— START —

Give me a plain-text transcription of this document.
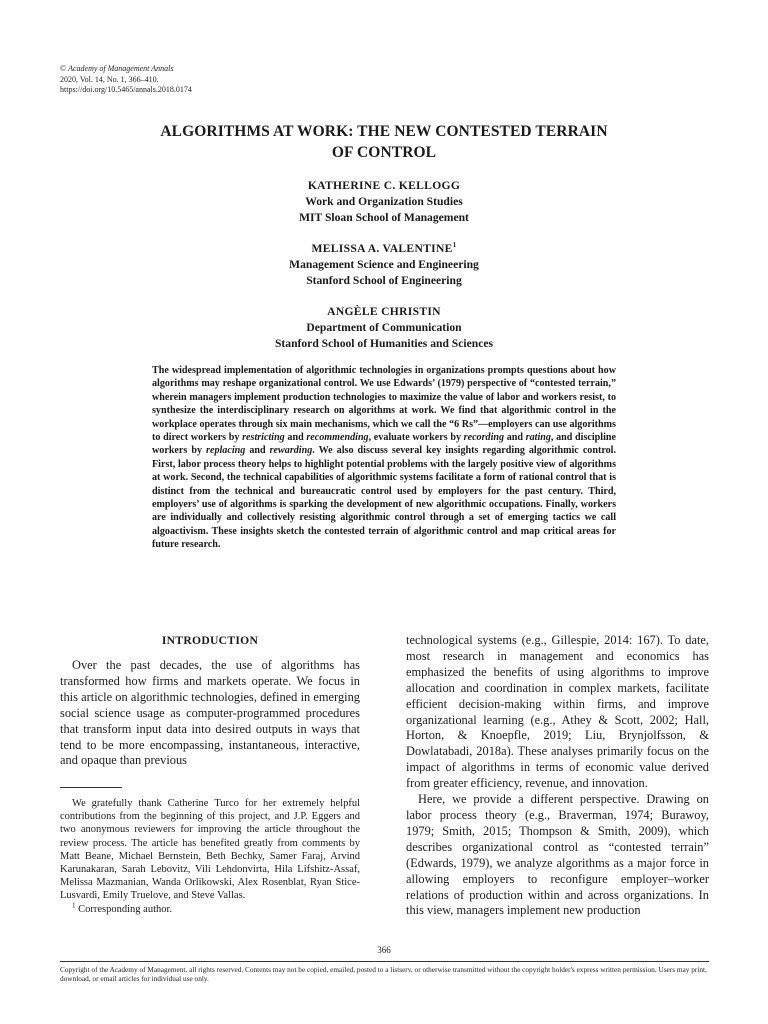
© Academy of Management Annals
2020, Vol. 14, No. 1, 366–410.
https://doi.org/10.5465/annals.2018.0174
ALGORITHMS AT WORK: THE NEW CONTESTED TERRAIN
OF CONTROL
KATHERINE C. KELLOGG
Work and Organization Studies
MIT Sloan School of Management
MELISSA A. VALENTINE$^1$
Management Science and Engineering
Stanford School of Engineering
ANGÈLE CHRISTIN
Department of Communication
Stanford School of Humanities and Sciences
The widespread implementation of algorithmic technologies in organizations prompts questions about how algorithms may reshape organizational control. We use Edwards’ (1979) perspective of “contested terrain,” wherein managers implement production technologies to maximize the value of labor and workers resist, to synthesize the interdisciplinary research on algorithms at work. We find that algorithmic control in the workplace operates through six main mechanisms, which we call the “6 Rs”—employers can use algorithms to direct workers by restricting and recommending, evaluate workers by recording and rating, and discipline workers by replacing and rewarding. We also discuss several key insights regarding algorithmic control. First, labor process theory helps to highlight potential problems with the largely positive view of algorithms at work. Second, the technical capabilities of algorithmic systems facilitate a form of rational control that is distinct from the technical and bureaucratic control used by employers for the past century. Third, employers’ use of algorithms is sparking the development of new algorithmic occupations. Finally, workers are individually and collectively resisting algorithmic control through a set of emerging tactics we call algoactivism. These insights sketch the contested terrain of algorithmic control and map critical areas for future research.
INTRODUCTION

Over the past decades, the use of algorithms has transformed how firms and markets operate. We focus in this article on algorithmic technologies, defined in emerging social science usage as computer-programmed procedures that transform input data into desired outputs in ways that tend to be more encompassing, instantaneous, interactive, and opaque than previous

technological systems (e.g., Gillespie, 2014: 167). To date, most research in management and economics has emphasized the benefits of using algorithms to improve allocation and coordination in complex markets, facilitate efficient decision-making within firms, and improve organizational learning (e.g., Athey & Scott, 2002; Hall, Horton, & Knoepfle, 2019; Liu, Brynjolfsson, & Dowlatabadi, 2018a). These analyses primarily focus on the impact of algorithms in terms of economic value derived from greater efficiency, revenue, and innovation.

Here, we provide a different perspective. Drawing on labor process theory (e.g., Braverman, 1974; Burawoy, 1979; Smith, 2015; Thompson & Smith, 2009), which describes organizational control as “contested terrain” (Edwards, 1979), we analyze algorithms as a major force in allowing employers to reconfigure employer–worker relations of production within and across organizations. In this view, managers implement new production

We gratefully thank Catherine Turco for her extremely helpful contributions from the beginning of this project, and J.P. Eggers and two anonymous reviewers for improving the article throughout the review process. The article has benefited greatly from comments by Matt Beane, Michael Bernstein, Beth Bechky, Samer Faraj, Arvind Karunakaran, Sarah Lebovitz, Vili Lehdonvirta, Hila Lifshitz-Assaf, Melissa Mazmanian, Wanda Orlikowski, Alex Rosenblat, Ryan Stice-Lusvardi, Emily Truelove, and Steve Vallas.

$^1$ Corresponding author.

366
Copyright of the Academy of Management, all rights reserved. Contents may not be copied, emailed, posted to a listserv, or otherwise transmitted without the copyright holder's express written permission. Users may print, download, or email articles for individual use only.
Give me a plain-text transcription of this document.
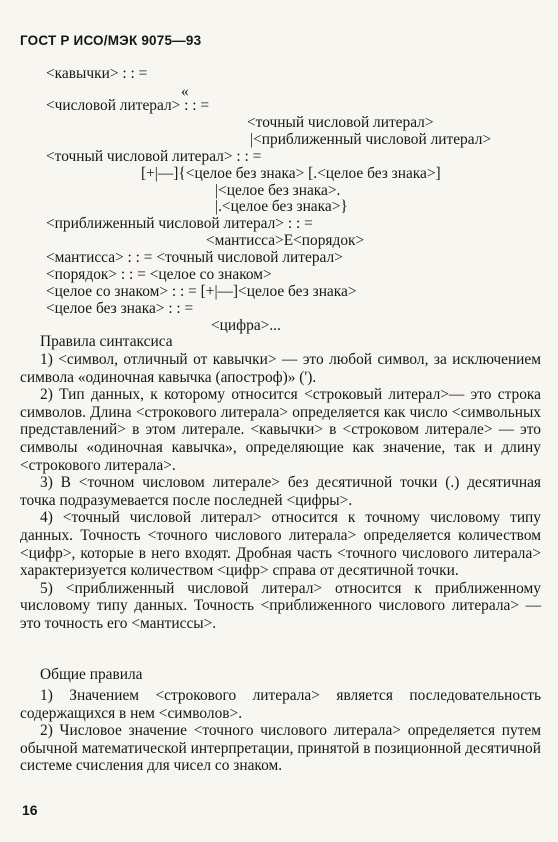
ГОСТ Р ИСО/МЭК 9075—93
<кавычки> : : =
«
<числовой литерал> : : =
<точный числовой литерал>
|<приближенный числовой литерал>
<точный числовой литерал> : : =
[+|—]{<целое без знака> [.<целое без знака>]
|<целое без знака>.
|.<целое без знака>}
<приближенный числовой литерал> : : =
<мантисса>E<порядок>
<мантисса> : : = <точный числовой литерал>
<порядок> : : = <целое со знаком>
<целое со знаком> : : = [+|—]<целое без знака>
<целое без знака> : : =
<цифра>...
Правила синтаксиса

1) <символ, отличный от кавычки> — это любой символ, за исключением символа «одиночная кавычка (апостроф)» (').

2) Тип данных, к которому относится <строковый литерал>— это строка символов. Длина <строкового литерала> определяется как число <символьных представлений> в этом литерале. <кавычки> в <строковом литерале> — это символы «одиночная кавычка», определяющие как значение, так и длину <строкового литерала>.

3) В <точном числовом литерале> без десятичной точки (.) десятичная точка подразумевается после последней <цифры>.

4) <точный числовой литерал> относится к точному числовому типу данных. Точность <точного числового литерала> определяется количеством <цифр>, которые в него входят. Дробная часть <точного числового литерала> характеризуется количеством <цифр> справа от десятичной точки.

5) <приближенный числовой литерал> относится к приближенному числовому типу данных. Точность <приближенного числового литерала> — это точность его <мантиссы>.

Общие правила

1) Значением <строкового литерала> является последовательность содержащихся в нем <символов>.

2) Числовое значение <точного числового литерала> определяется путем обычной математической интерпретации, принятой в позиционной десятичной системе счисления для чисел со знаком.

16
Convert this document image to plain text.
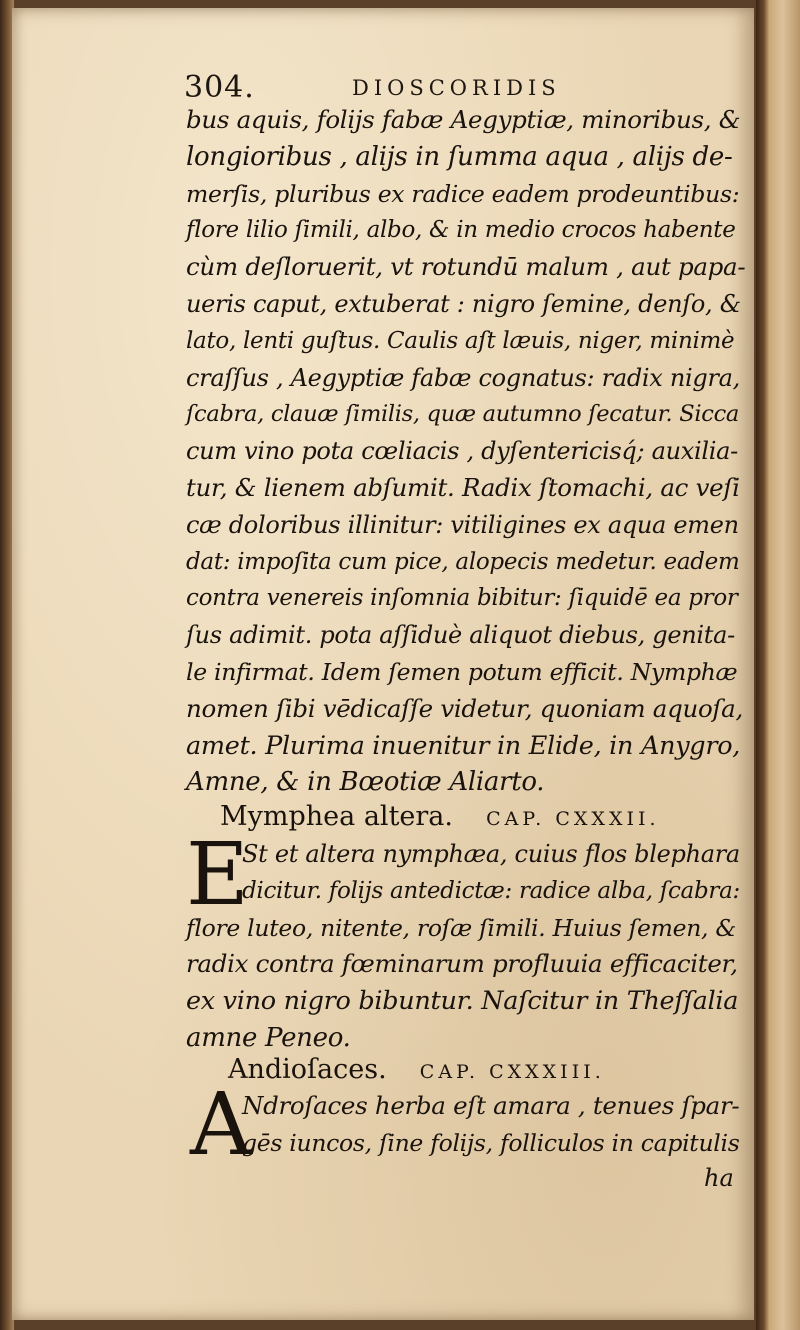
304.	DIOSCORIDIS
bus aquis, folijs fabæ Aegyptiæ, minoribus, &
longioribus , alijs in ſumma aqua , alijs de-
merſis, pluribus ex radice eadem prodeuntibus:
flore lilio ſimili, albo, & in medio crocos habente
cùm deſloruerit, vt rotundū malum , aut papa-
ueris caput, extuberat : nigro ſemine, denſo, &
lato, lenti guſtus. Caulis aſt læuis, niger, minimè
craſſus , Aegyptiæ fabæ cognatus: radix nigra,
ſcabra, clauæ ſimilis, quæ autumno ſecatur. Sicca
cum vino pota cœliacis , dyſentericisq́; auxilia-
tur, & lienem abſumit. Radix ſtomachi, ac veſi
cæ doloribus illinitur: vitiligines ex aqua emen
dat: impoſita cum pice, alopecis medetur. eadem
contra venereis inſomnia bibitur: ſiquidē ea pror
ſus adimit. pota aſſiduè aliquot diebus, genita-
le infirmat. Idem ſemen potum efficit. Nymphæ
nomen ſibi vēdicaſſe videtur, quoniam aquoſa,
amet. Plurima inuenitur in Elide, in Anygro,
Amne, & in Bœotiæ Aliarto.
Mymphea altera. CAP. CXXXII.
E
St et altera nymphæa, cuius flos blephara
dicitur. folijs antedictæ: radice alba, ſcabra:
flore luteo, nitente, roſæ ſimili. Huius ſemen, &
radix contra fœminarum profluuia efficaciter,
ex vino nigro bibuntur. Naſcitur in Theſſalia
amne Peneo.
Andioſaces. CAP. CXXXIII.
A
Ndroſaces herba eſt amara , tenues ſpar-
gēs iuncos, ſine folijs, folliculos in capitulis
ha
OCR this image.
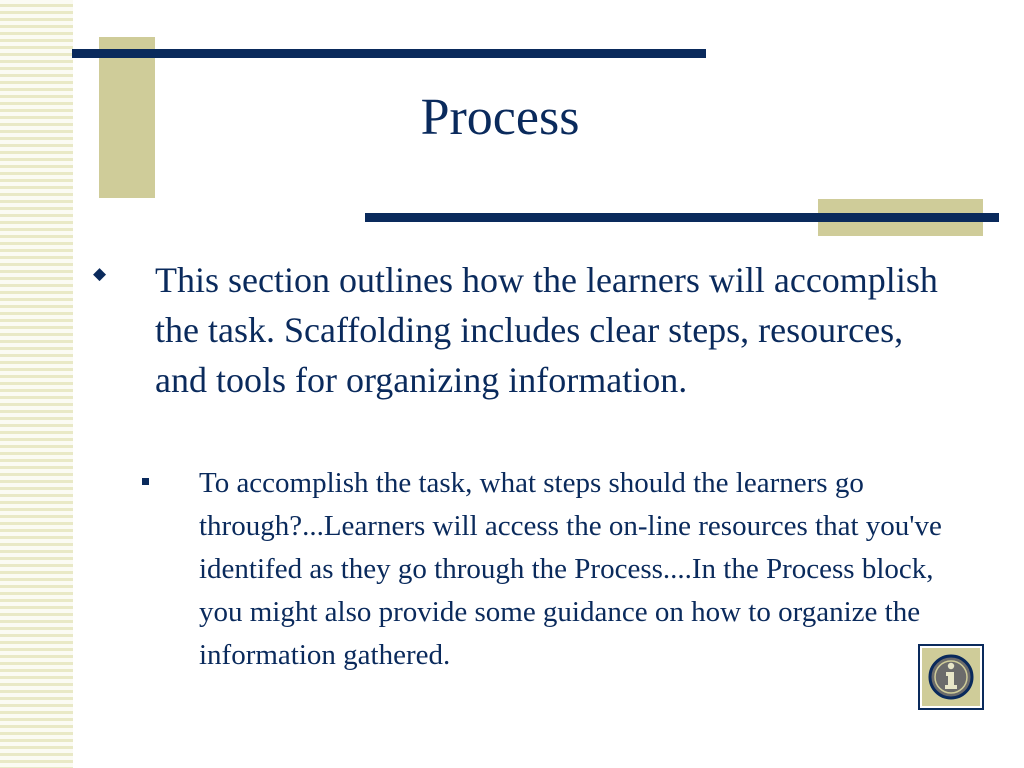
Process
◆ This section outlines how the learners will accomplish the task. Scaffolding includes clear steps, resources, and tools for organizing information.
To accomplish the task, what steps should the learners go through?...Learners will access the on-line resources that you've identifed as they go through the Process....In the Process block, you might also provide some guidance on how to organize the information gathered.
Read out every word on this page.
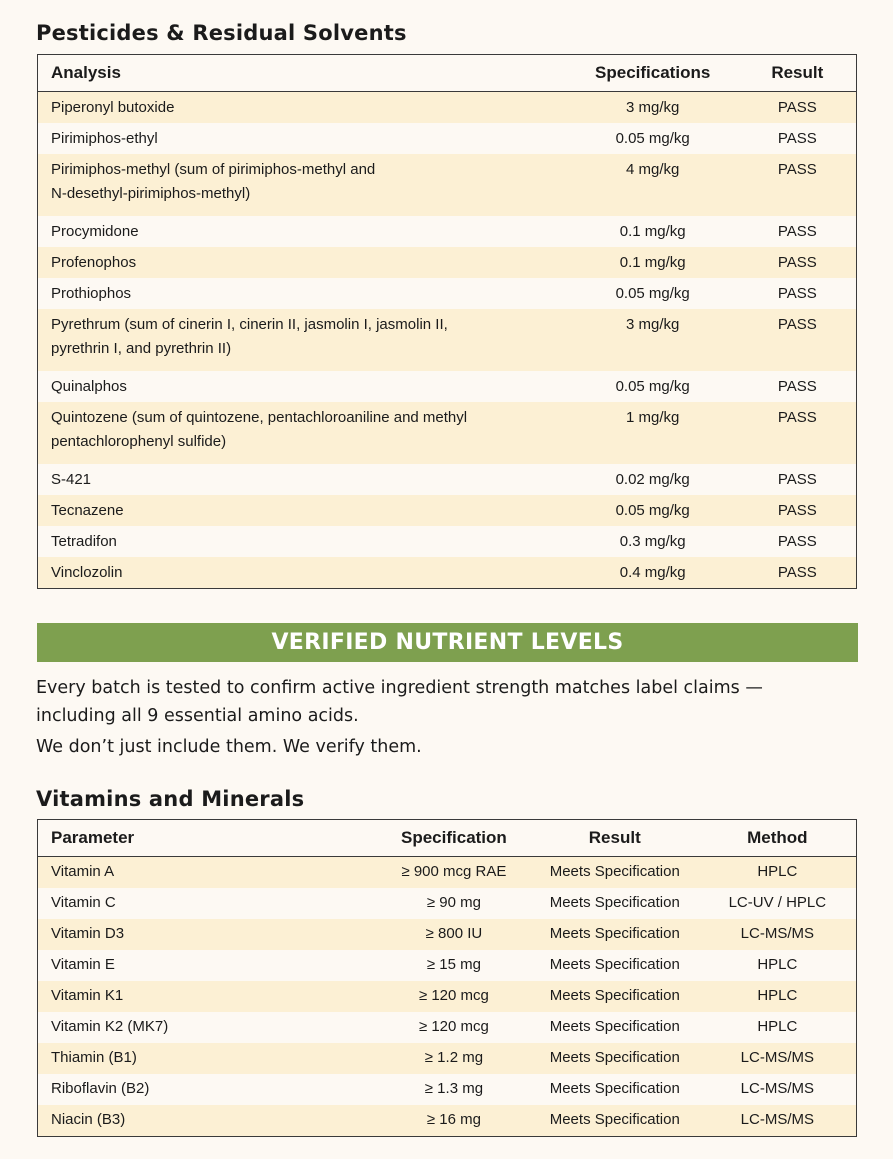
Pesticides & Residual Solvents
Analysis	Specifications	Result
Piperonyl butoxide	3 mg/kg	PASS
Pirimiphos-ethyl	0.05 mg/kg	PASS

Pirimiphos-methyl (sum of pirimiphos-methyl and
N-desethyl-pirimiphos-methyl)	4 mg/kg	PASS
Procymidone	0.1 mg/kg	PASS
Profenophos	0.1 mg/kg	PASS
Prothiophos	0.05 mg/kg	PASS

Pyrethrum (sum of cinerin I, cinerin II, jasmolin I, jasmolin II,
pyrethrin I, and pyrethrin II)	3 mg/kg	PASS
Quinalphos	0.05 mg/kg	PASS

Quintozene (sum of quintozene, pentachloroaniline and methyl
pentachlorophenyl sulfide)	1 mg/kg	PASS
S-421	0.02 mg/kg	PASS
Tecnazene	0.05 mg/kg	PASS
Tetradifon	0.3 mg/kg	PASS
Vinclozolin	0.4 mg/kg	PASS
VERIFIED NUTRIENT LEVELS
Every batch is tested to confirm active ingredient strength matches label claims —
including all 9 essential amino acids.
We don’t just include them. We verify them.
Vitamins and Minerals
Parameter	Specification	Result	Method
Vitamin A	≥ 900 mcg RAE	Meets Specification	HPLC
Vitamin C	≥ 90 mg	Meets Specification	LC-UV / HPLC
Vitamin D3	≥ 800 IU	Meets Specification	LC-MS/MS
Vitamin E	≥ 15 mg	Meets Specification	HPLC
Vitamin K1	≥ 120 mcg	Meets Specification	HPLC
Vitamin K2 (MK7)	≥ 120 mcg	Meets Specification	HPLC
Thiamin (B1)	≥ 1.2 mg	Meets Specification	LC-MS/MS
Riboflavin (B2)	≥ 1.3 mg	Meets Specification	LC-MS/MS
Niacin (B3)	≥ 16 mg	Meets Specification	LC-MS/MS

— END —

* [Problem requirements]: Report each line of the material above where the word "markets" appears.

* [Exercise response]:
Over the past decades, the use of algorithms has transformed how firms and markets operate. We focus in this article on algorithmic technologies, defined in emerging social science usage as computer-programmed procedures that transform input data into desired outputs in ways that tend to be more encompassing, instantaneous, interactive, and opaque than previous
technological systems (e.g., Gillespie, 2014: 167). To date, most research in management and economics has emphasized the benefits of using algorithms to improve allocation and coordination in complex markets, facilitate efficient decision-making within firms, and improve organizational learning (e.g., Athey & Scott, 2002; Hall, Horton, & Knoepfle, 2019; Liu, Brynjolfsson, & Dowlatabadi, 2018a). These analyses primarily focus on the impact of algorithms in terms of economic value derived from greater efficiency, revenue, and innovation.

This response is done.